** begin Material provided **

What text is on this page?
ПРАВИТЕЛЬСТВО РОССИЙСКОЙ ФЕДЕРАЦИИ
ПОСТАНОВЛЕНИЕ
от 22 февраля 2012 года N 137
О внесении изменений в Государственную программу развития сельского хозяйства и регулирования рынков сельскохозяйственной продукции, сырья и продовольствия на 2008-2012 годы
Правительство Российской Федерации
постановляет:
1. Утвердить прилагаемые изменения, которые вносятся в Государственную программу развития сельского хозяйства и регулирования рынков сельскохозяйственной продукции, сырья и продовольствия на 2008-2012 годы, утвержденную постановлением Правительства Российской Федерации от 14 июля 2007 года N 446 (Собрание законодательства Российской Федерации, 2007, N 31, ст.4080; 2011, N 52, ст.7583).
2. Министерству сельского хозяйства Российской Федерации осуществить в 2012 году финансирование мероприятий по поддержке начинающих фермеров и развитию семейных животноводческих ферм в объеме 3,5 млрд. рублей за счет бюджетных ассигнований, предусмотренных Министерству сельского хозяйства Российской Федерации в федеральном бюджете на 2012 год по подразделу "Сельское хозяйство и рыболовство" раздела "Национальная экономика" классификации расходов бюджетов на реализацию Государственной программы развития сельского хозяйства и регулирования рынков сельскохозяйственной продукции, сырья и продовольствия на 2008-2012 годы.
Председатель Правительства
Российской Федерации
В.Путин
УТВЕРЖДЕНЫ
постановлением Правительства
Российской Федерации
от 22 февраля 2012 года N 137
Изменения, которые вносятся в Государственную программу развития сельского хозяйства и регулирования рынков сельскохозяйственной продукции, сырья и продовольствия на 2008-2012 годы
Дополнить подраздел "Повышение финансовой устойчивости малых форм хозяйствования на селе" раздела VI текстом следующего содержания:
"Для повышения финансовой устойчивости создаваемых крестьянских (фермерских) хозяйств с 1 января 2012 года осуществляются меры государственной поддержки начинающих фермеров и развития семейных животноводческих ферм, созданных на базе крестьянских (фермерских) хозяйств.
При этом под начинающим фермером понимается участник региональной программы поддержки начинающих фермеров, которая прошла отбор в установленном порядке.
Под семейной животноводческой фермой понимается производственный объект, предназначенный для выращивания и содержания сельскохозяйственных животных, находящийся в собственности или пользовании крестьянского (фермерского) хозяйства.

** end Material provided **

» Task directions: Write out every entry verbatim.

» Solution:
What text is on this page?
ПРАВИТЕЛЬСТВО РОССИЙСКОЙ ФЕДЕРАЦИИ
ПОСТАНОВЛЕНИЕ
от 22 февраля 2012 года N 137
О внесении изменений в Государственную программу развития сельского хозяйства и регулирования рынков сельскохозяйственной продукции, сырья и продовольствия на 2008-2012 годы
Правительство Российской Федерации
постановляет:
1. Утвердить прилагаемые изменения, которые вносятся в Государственную программу развития сельского хозяйства и регулирования рынков сельскохозяйственной продукции, сырья и продовольствия на 2008-2012 годы, утвержденную постановлением Правительства Российской Федерации от 14 июля 2007 года N 446 (Собрание законодательства Российской Федерации, 2007, N 31, ст.4080; 2011, N 52, ст.7583).
2. Министерству сельского хозяйства Российской Федерации осуществить в 2012 году финансирование мероприятий по поддержке начинающих фермеров и развитию семейных животноводческих ферм в объеме 3,5 млрд. рублей за счет бюджетных ассигнований, предусмотренных Министерству сельского хозяйства Российской Федерации в федеральном бюджете на 2012 год по подразделу "Сельское хозяйство и рыболовство" раздела "Национальная экономика" классификации расходов бюджетов на реализацию Государственной программы развития сельского хозяйства и регулирования рынков сельскохозяйственной продукции, сырья и продовольствия на 2008-2012 годы.
Председатель Правительства
Российской Федерации
В.Путин
УТВЕРЖДЕНЫ
постановлением Правительства
Российской Федерации
от 22 февраля 2012 года N 137
Изменения, которые вносятся в Государственную программу развития сельского хозяйства и регулирования рынков сельскохозяйственной продукции, сырья и продовольствия на 2008-2012 годы
Дополнить подраздел "Повышение финансовой устойчивости малых форм хозяйствования на селе" раздела VI текстом следующего содержания:
"Для повышения финансовой устойчивости создаваемых крестьянских (фермерских) хозяйств с 1 января 2012 года осуществляются меры государственной поддержки начинающих фермеров и развития семейных животноводческих ферм, созданных на базе крестьянских (фермерских) хозяйств.
При этом под начинающим фермером понимается участник региональной программы поддержки начинающих фермеров, которая прошла отбор в установленном порядке.
Под семейной животноводческой фермой понимается производственный объект, предназначенный для выращивания и содержания сельскохозяйственных животных, находящийся в собственности или пользовании крестьянского (фермерского) хозяйства.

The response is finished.